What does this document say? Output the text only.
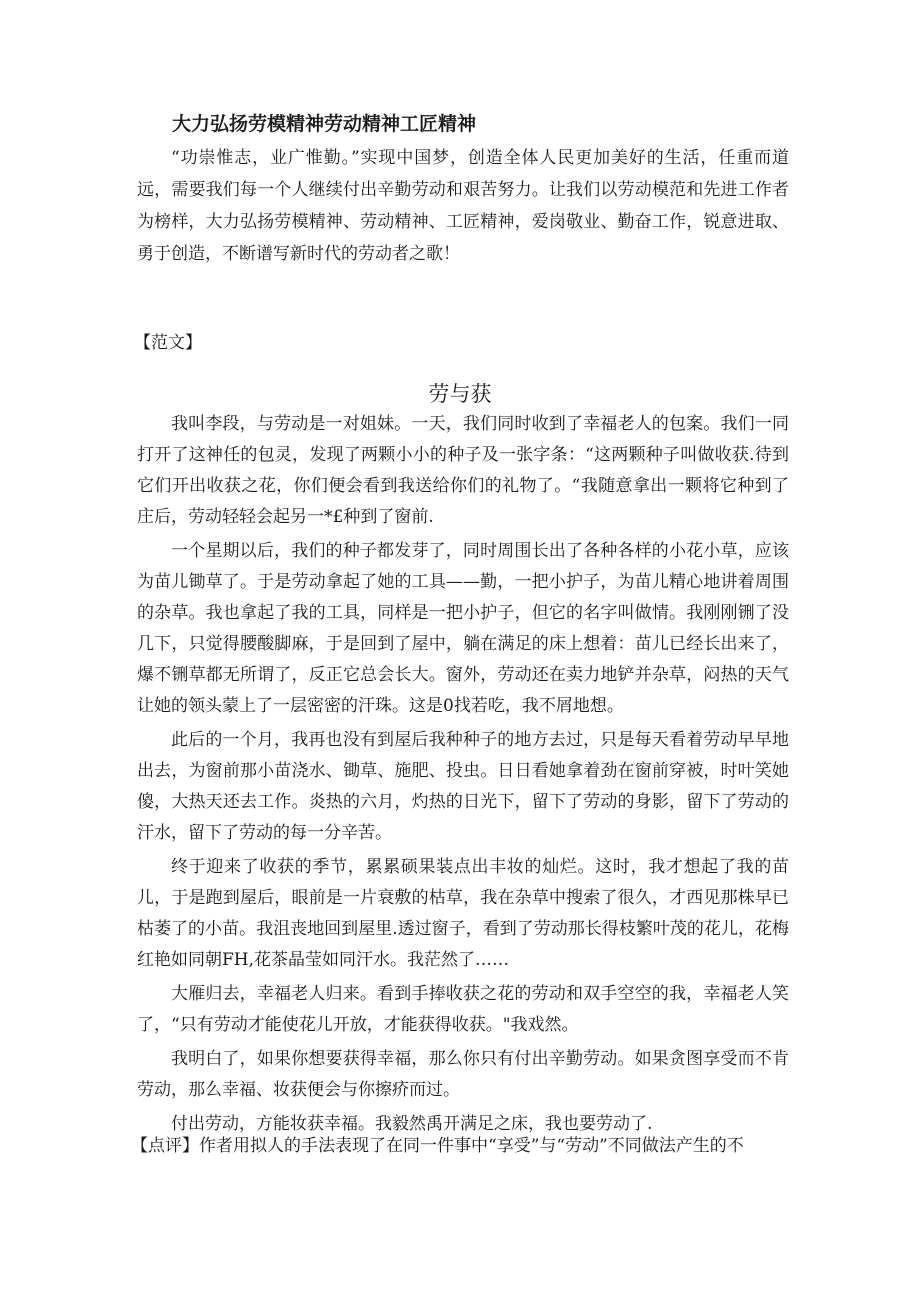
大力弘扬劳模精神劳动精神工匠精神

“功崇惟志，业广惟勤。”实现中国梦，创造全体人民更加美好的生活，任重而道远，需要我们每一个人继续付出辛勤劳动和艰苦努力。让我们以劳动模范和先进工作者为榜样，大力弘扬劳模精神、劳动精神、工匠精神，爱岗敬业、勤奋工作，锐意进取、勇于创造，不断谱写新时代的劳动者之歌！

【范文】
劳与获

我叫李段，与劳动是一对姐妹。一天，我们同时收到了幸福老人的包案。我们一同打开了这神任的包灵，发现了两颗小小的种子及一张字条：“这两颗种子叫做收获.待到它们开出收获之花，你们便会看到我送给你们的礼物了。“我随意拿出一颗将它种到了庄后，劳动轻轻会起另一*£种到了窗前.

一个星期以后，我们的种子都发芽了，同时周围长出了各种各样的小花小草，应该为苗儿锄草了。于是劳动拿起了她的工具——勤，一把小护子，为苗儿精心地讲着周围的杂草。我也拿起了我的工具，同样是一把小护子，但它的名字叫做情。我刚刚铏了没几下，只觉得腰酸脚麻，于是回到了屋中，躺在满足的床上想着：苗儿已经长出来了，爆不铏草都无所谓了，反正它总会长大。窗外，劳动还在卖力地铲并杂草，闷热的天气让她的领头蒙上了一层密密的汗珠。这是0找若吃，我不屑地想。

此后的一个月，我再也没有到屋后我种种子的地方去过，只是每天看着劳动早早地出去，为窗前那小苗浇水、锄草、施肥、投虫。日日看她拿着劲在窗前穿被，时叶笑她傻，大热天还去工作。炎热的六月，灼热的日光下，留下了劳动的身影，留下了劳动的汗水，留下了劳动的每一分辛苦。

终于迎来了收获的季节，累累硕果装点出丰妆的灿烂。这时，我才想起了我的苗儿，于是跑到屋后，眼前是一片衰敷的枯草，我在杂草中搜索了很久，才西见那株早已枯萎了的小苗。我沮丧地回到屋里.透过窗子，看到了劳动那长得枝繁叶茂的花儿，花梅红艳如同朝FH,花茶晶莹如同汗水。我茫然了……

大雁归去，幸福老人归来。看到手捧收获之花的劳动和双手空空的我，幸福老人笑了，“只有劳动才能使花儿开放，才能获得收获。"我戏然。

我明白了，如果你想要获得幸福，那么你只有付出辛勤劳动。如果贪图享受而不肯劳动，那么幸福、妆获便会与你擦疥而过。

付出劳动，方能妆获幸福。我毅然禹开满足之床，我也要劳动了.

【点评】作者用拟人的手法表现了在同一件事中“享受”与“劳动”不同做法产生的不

# # # #

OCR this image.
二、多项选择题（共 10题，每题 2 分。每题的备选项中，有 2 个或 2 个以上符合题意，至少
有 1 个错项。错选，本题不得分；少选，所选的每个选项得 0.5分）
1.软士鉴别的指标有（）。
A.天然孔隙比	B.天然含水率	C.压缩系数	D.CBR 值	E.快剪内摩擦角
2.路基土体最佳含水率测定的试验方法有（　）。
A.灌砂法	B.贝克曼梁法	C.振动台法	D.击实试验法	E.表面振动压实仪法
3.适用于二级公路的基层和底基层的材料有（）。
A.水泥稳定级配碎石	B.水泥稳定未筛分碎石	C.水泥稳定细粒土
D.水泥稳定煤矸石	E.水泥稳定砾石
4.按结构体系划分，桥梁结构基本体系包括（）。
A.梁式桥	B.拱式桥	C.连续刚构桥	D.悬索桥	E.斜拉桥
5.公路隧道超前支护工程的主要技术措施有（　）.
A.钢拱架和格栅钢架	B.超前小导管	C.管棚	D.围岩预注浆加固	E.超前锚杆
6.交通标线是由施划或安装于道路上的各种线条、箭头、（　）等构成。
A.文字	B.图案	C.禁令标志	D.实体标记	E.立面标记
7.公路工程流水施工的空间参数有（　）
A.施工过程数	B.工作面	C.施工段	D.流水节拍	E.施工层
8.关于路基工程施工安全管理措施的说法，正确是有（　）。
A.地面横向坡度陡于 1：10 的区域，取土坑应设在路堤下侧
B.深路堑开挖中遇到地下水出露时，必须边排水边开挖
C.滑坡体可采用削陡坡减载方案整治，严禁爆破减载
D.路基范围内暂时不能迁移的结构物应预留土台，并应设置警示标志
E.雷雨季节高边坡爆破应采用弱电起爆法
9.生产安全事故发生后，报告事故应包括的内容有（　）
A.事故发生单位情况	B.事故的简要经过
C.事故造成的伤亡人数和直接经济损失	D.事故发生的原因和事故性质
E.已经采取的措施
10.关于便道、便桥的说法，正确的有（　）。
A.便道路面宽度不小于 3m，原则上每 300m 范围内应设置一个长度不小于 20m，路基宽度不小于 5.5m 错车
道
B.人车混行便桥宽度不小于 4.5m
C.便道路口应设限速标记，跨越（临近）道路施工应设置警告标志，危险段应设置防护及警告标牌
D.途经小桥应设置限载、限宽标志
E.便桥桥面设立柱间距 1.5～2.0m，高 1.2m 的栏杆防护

# # # #

Goal: Write out every line from the entries where "this" appears.

Reply to the task:
What does this document say? Output the text only.
OCR this image.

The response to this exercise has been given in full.